───── Supplied data ─────
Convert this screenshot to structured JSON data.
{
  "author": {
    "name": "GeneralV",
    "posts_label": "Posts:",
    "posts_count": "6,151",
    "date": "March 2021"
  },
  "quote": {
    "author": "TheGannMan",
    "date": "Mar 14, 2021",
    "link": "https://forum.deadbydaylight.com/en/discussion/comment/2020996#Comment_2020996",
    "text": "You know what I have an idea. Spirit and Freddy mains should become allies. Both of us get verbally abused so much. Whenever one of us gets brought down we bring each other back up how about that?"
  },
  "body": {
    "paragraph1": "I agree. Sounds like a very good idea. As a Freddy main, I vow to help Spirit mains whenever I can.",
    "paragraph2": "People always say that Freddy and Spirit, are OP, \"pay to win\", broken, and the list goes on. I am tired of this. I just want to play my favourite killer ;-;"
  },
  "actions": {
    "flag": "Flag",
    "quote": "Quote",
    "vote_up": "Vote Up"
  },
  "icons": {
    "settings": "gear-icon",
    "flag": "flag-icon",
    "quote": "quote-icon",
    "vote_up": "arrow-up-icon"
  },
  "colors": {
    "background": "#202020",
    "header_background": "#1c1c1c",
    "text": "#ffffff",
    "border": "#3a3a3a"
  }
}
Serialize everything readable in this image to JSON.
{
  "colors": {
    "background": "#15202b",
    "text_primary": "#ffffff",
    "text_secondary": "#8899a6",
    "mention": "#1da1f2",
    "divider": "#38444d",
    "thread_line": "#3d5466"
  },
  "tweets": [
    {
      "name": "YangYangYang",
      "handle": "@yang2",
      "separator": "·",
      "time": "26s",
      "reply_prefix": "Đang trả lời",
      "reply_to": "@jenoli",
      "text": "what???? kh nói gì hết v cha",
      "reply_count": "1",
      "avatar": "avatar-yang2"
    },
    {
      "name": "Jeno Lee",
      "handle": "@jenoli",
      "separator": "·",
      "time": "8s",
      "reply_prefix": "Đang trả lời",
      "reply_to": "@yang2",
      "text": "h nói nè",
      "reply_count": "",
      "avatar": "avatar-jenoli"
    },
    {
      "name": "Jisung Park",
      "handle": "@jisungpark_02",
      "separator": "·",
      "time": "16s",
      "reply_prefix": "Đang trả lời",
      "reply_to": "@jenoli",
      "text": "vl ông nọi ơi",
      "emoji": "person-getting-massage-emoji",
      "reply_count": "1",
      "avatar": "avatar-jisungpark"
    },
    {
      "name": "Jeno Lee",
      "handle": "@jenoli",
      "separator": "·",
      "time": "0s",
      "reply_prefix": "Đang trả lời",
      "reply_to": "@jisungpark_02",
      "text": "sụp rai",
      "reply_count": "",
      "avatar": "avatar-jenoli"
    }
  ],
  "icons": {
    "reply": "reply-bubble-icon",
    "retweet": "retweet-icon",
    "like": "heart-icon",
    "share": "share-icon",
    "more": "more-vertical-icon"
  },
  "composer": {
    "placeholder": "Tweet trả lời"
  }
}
─────
Exercise objective — Exactly as shown above, return every record.

Complete response —
Convert this screenshot to structured JSON data.
{
  "author": {
    "name": "GeneralV",
    "posts_label": "Posts:",
    "posts_count": "6,151",
    "date": "March 2021"
  },
  "quote": {
    "author": "TheGannMan",
    "date": "Mar 14, 2021",
    "link": "https://forum.deadbydaylight.com/en/discussion/comment/2020996#Comment_2020996",
    "text": "You know what I have an idea. Spirit and Freddy mains should become allies. Both of us get verbally abused so much. Whenever one of us gets brought down we bring each other back up how about that?"
  },
  "body": {
    "paragraph1": "I agree. Sounds like a very good idea. As a Freddy main, I vow to help Spirit mains whenever I can.",
    "paragraph2": "People always say that Freddy and Spirit, are OP, \"pay to win\", broken, and the list goes on. I am tired of this. I just want to play my favourite killer ;-;"
  },
  "actions": {
    "flag": "Flag",
    "quote": "Quote",
    "vote_up": "Vote Up"
  },
  "icons": {
    "settings": "gear-icon",
    "flag": "flag-icon",
    "quote": "quote-icon",
    "vote_up": "arrow-up-icon"
  },
  "colors": {
    "background": "#202020",
    "header_background": "#1c1c1c",
    "text": "#ffffff",
    "border": "#3a3a3a"
  }
}
Serialize everything readable in this image to JSON.
{
  "colors": {
    "background": "#15202b",
    "text_primary": "#ffffff",
    "text_secondary": "#8899a6",
    "mention": "#1da1f2",
    "divider": "#38444d",
    "thread_line": "#3d5466"
  },
  "tweets": [
    {
      "name": "YangYangYang",
      "handle": "@yang2",
      "separator": "·",
      "time": "26s",
      "reply_prefix": "Đang trả lời",
      "reply_to": "@jenoli",
      "text": "what???? kh nói gì hết v cha",
      "reply_count": "1",
      "avatar": "avatar-yang2"
    },
    {
      "name": "Jeno Lee",
      "handle": "@jenoli",
      "separator": "·",
      "time": "8s",
      "reply_prefix": "Đang trả lời",
      "reply_to": "@yang2",
      "text": "h nói nè",
      "reply_count": "",
      "avatar": "avatar-jenoli"
    },
    {
      "name": "Jisung Park",
      "handle": "@jisungpark_02",
      "separator": "·",
      "time": "16s",
      "reply_prefix": "Đang trả lời",
      "reply_to": "@jenoli",
      "text": "vl ông nọi ơi",
      "emoji": "person-getting-massage-emoji",
      "reply_count": "1",
      "avatar": "avatar-jisungpark"
    },
    {
      "name": "Jeno Lee",
      "handle": "@jenoli",
      "separator": "·",
      "time": "0s",
      "reply_prefix": "Đang trả lời",
      "reply_to": "@jisungpark_02",
      "text": "sụp rai",
      "reply_count": "",
      "avatar": "avatar-jenoli"
    }
  ],
  "icons": {
    "reply": "reply-bubble-icon",
    "retweet": "retweet-icon",
    "like": "heart-icon",
    "share": "share-icon",
    "more": "more-vertical-icon"
  },
  "composer": {
    "placeholder": "Tweet trả lời"
  }
}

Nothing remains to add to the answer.